(Data tied to figure images)
- - - - - - -
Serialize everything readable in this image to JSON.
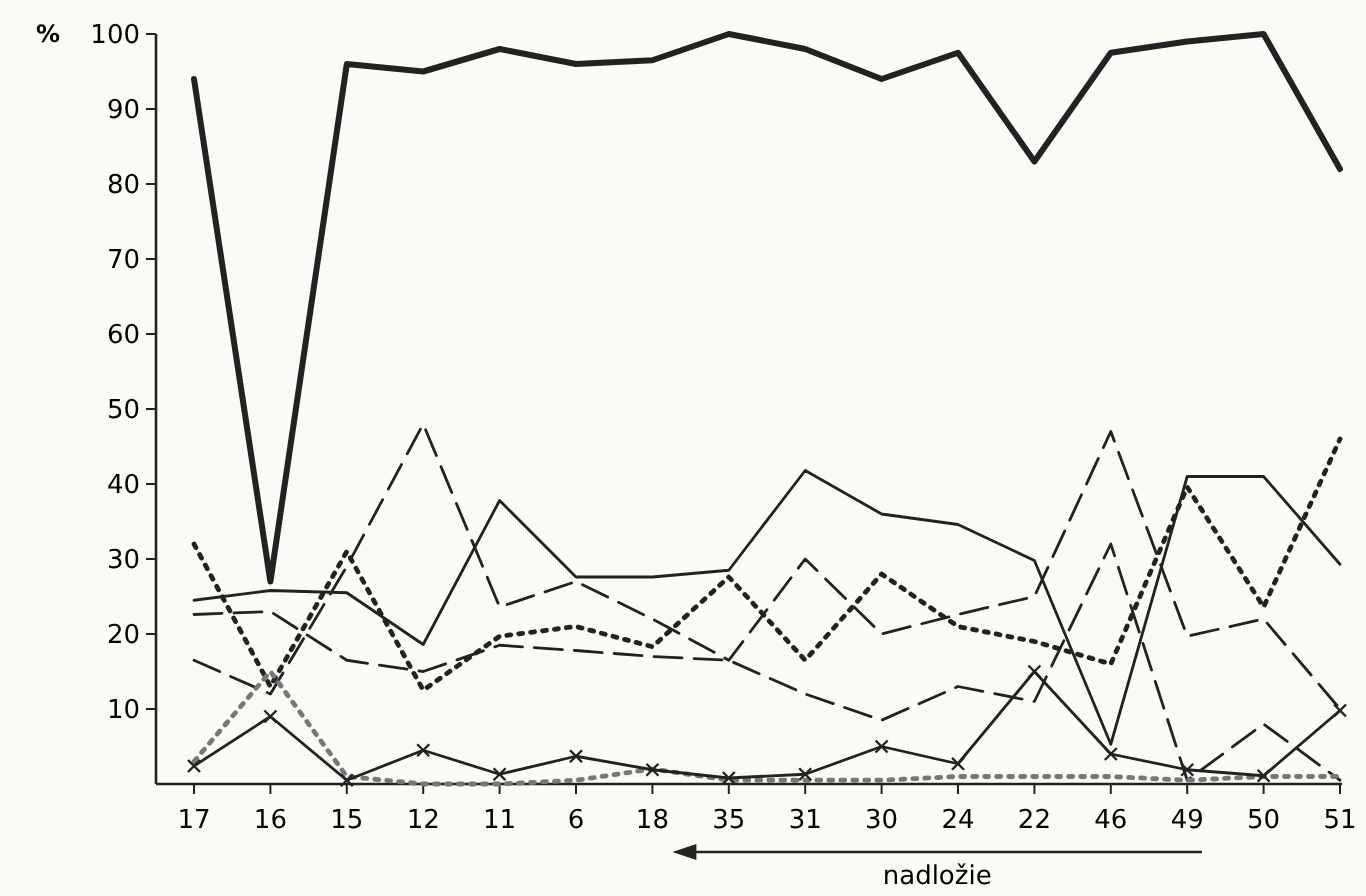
{
  "chart_data": {
    "type": "line",
    "ylabel": "%",
    "categories": [
      "17",
      "16",
      "15",
      "12",
      "11",
      "6",
      "18",
      "35",
      "31",
      "30",
      "24",
      "22",
      "46",
      "49",
      "50",
      "51"
    ],
    "ylim": [
      0,
      100
    ],
    "yticks": [
      10,
      20,
      30,
      40,
      50,
      60,
      70,
      80,
      90,
      100
    ],
    "annotations": [
      "nadložie"
    ],
    "series": [
      {
        "color": "#222222",
        "line_style": "solid",
        "values": [
          94,
          27,
          96,
          95,
          98,
          96,
          96.5,
          100,
          98,
          94,
          97.5,
          83,
          97.5,
          99,
          100,
          82
        ]
      },
      {
        "color": "#222222",
        "line_style": "solid",
        "values": [
          24.5,
          25.8,
          25.5,
          18.6,
          37.8,
          27.6,
          27.6,
          28.5,
          41.8,
          36,
          34.6,
          29.8,
          5.3,
          41,
          41,
          29.3
        ]
      },
      {
        "color": "#222222",
        "line_style": "dotted",
        "values": [
          32,
          13,
          31,
          12.5,
          19.7,
          21,
          18.3,
          27.6,
          16.5,
          28,
          21,
          19,
          16,
          39.6,
          23.6,
          46
        ]
      },
      {
        "color": "#222222",
        "line_style": "dashed",
        "values": [
          22.6,
          23,
          16.5,
          15,
          18.5,
          17.8,
          17,
          16.5,
          12,
          8.5,
          13,
          11,
          32,
          0.5,
          8,
          0.5
        ]
      },
      {
        "color": "#222222",
        "line_style": "dashed",
        "values": [
          16.5,
          12,
          29,
          48,
          23.6,
          27,
          22,
          16.5,
          30,
          20,
          22.6,
          25,
          47,
          19.7,
          22,
          10
        ]
      },
      {
        "color": "#222222",
        "line_style": "solid",
        "marker": "cross",
        "values": [
          2.4,
          9,
          0.5,
          4.5,
          1.3,
          3.7,
          1.9,
          0.8,
          1.3,
          5,
          2.7,
          15,
          4,
          1.9,
          1.1,
          9.8
        ]
      },
      {
        "color": "#777777",
        "line_style": "dotted",
        "values": [
          3,
          15,
          1,
          0,
          0,
          0.5,
          2,
          0.5,
          0.5,
          0.5,
          1,
          1,
          1,
          0.5,
          1,
          1
        ]
      }
    ]
  }
}
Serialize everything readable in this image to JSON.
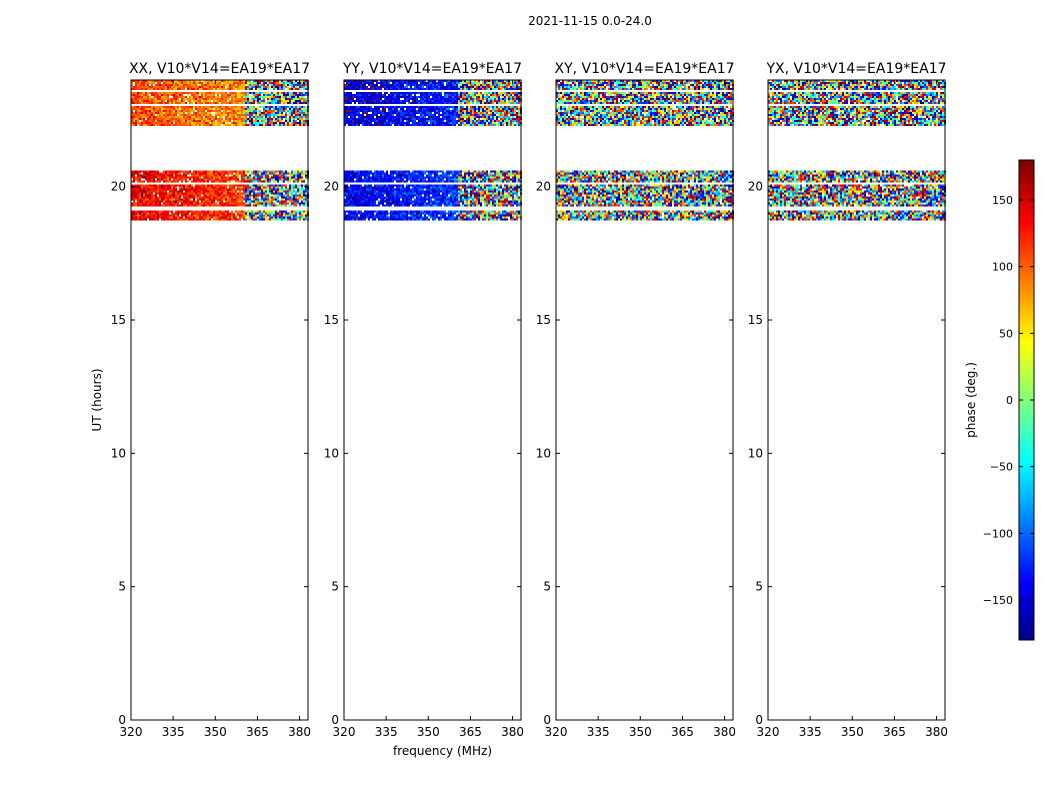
{
  "figure": {
    "suptitle": "2021-11-15 0.0-24.0",
    "xlabel": "frequency (MHz)",
    "ylabel": "UT (hours)",
    "colorbar": {
      "label": "phase (deg.)",
      "ticks": [
        "150",
        "100",
        "50",
        "0",
        "−50",
        "−100",
        "−150"
      ],
      "tick_values": [
        150,
        100,
        50,
        0,
        -50,
        -100,
        -150
      ],
      "range": [
        -180,
        180
      ],
      "colormap": "jet"
    }
  },
  "chart_data": [
    {
      "type": "heatmap",
      "title": "XX, V10*V14=EA19*EA17",
      "xlabel": "",
      "ylabel": "UT (hours)",
      "xlim": [
        320,
        383
      ],
      "ylim": [
        0,
        24
      ],
      "xticks": [
        "320",
        "335",
        "350",
        "365",
        "380"
      ],
      "xtick_values": [
        320,
        335,
        350,
        365,
        380
      ],
      "yticks": [
        "0",
        "5",
        "10",
        "15",
        "20"
      ],
      "ytick_values": [
        0,
        5,
        10,
        15,
        20
      ],
      "data_blocks": [
        {
          "y_range": [
            18.8,
            20.6
          ],
          "mean_phase_deg": 140,
          "coherent_until_mhz": 360
        },
        {
          "y_range": [
            22.3,
            24.0
          ],
          "mean_phase_deg": 110,
          "coherent_until_mhz": 360
        }
      ]
    },
    {
      "type": "heatmap",
      "title": "YY, V10*V14=EA19*EA17",
      "xlabel": "frequency (MHz)",
      "ylabel": "",
      "xlim": [
        320,
        383
      ],
      "ylim": [
        0,
        24
      ],
      "xticks": [
        "320",
        "335",
        "350",
        "365",
        "380"
      ],
      "xtick_values": [
        320,
        335,
        350,
        365,
        380
      ],
      "yticks": [
        "0",
        "5",
        "10",
        "15",
        "20"
      ],
      "ytick_values": [
        0,
        5,
        10,
        15,
        20
      ],
      "data_blocks": [
        {
          "y_range": [
            18.8,
            20.6
          ],
          "mean_phase_deg": -140,
          "coherent_until_mhz": 360
        },
        {
          "y_range": [
            22.3,
            24.0
          ],
          "mean_phase_deg": -150,
          "coherent_until_mhz": 360
        }
      ]
    },
    {
      "type": "heatmap",
      "title": "XY, V10*V14=EA19*EA17",
      "xlabel": "",
      "ylabel": "",
      "xlim": [
        320,
        383
      ],
      "ylim": [
        0,
        24
      ],
      "xticks": [
        "320",
        "335",
        "350",
        "365",
        "380"
      ],
      "xtick_values": [
        320,
        335,
        350,
        365,
        380
      ],
      "yticks": [
        "0",
        "5",
        "10",
        "15",
        "20"
      ],
      "ytick_values": [
        0,
        5,
        10,
        15,
        20
      ],
      "data_blocks": [
        {
          "y_range": [
            18.8,
            20.6
          ],
          "mean_phase_deg": null,
          "coherent_until_mhz": 320
        },
        {
          "y_range": [
            22.3,
            24.0
          ],
          "mean_phase_deg": null,
          "coherent_until_mhz": 320
        }
      ]
    },
    {
      "type": "heatmap",
      "title": "YX, V10*V14=EA19*EA17",
      "xlabel": "",
      "ylabel": "",
      "xlim": [
        320,
        383
      ],
      "ylim": [
        0,
        24
      ],
      "xticks": [
        "320",
        "335",
        "350",
        "365",
        "380"
      ],
      "xtick_values": [
        320,
        335,
        350,
        365,
        380
      ],
      "yticks": [
        "0",
        "5",
        "10",
        "15",
        "20"
      ],
      "ytick_values": [
        0,
        5,
        10,
        15,
        20
      ],
      "data_blocks": [
        {
          "y_range": [
            18.8,
            20.6
          ],
          "mean_phase_deg": null,
          "coherent_until_mhz": 320
        },
        {
          "y_range": [
            22.3,
            24.0
          ],
          "mean_phase_deg": null,
          "coherent_until_mhz": 320
        }
      ]
    }
  ]
}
- - - - - - -
Given problem
Write the records out once more, exactly as they appear, with no pictures.

Task solution
Serialize everything readable in this image to JSON.
{
  "chart_data": {
    "type": "line",
    "ylabel": "%",
    "categories": [
      "17",
      "16",
      "15",
      "12",
      "11",
      "6",
      "18",
      "35",
      "31",
      "30",
      "24",
      "22",
      "46",
      "49",
      "50",
      "51"
    ],
    "ylim": [
      0,
      100
    ],
    "yticks": [
      10,
      20,
      30,
      40,
      50,
      60,
      70,
      80,
      90,
      100
    ],
    "annotations": [
      "nadložie"
    ],
    "series": [
      {
        "color": "#222222",
        "line_style": "solid",
        "values": [
          94,
          27,
          96,
          95,
          98,
          96,
          96.5,
          100,
          98,
          94,
          97.5,
          83,
          97.5,
          99,
          100,
          82
        ]
      },
      {
        "color": "#222222",
        "line_style": "solid",
        "values": [
          24.5,
          25.8,
          25.5,
          18.6,
          37.8,
          27.6,
          27.6,
          28.5,
          41.8,
          36,
          34.6,
          29.8,
          5.3,
          41,
          41,
          29.3
        ]
      },
      {
        "color": "#222222",
        "line_style": "dotted",
        "values": [
          32,
          13,
          31,
          12.5,
          19.7,
          21,
          18.3,
          27.6,
          16.5,
          28,
          21,
          19,
          16,
          39.6,
          23.6,
          46
        ]
      },
      {
        "color": "#222222",
        "line_style": "dashed",
        "values": [
          22.6,
          23,
          16.5,
          15,
          18.5,
          17.8,
          17,
          16.5,
          12,
          8.5,
          13,
          11,
          32,
          0.5,
          8,
          0.5
        ]
      },
      {
        "color": "#222222",
        "line_style": "dashed",
        "values": [
          16.5,
          12,
          29,
          48,
          23.6,
          27,
          22,
          16.5,
          30,
          20,
          22.6,
          25,
          47,
          19.7,
          22,
          10
        ]
      },
      {
        "color": "#222222",
        "line_style": "solid",
        "marker": "cross",
        "values": [
          2.4,
          9,
          0.5,
          4.5,
          1.3,
          3.7,
          1.9,
          0.8,
          1.3,
          5,
          2.7,
          15,
          4,
          1.9,
          1.1,
          9.8
        ]
      },
      {
        "color": "#777777",
        "line_style": "dotted",
        "values": [
          3,
          15,
          1,
          0,
          0,
          0.5,
          2,
          0.5,
          0.5,
          0.5,
          1,
          1,
          1,
          0.5,
          1,
          1
        ]
      }
    ]
  }
}
Serialize everything readable in this image to JSON.
{
  "figure": {
    "suptitle": "2021-11-15 0.0-24.0",
    "xlabel": "frequency (MHz)",
    "ylabel": "UT (hours)",
    "colorbar": {
      "label": "phase (deg.)",
      "ticks": [
        "150",
        "100",
        "50",
        "0",
        "−50",
        "−100",
        "−150"
      ],
      "tick_values": [
        150,
        100,
        50,
        0,
        -50,
        -100,
        -150
      ],
      "range": [
        -180,
        180
      ],
      "colormap": "jet"
    }
  },
  "chart_data": [
    {
      "type": "heatmap",
      "title": "XX, V10*V14=EA19*EA17",
      "xlabel": "",
      "ylabel": "UT (hours)",
      "xlim": [
        320,
        383
      ],
      "ylim": [
        0,
        24
      ],
      "xticks": [
        "320",
        "335",
        "350",
        "365",
        "380"
      ],
      "xtick_values": [
        320,
        335,
        350,
        365,
        380
      ],
      "yticks": [
        "0",
        "5",
        "10",
        "15",
        "20"
      ],
      "ytick_values": [
        0,
        5,
        10,
        15,
        20
      ],
      "data_blocks": [
        {
          "y_range": [
            18.8,
            20.6
          ],
          "mean_phase_deg": 140,
          "coherent_until_mhz": 360
        },
        {
          "y_range": [
            22.3,
            24.0
          ],
          "mean_phase_deg": 110,
          "coherent_until_mhz": 360
        }
      ]
    },
    {
      "type": "heatmap",
      "title": "YY, V10*V14=EA19*EA17",
      "xlabel": "frequency (MHz)",
      "ylabel": "",
      "xlim": [
        320,
        383
      ],
      "ylim": [
        0,
        24
      ],
      "xticks": [
        "320",
        "335",
        "350",
        "365",
        "380"
      ],
      "xtick_values": [
        320,
        335,
        350,
        365,
        380
      ],
      "yticks": [
        "0",
        "5",
        "10",
        "15",
        "20"
      ],
      "ytick_values": [
        0,
        5,
        10,
        15,
        20
      ],
      "data_blocks": [
        {
          "y_range": [
            18.8,
            20.6
          ],
          "mean_phase_deg": -140,
          "coherent_until_mhz": 360
        },
        {
          "y_range": [
            22.3,
            24.0
          ],
          "mean_phase_deg": -150,
          "coherent_until_mhz": 360
        }
      ]
    },
    {
      "type": "heatmap",
      "title": "XY, V10*V14=EA19*EA17",
      "xlabel": "",
      "ylabel": "",
      "xlim": [
        320,
        383
      ],
      "ylim": [
        0,
        24
      ],
      "xticks": [
        "320",
        "335",
        "350",
        "365",
        "380"
      ],
      "xtick_values": [
        320,
        335,
        350,
        365,
        380
      ],
      "yticks": [
        "0",
        "5",
        "10",
        "15",
        "20"
      ],
      "ytick_values": [
        0,
        5,
        10,
        15,
        20
      ],
      "data_blocks": [
        {
          "y_range": [
            18.8,
            20.6
          ],
          "mean_phase_deg": null,
          "coherent_until_mhz": 320
        },
        {
          "y_range": [
            22.3,
            24.0
          ],
          "mean_phase_deg": null,
          "coherent_until_mhz": 320
        }
      ]
    },
    {
      "type": "heatmap",
      "title": "YX, V10*V14=EA19*EA17",
      "xlabel": "",
      "ylabel": "",
      "xlim": [
        320,
        383
      ],
      "ylim": [
        0,
        24
      ],
      "xticks": [
        "320",
        "335",
        "350",
        "365",
        "380"
      ],
      "xtick_values": [
        320,
        335,
        350,
        365,
        380
      ],
      "yticks": [
        "0",
        "5",
        "10",
        "15",
        "20"
      ],
      "ytick_values": [
        0,
        5,
        10,
        15,
        20
      ],
      "data_blocks": [
        {
          "y_range": [
            18.8,
            20.6
          ],
          "mean_phase_deg": null,
          "coherent_until_mhz": 320
        },
        {
          "y_range": [
            22.3,
            24.0
          ],
          "mean_phase_deg": null,
          "coherent_until_mhz": 320
        }
      ]
    }
  ]
}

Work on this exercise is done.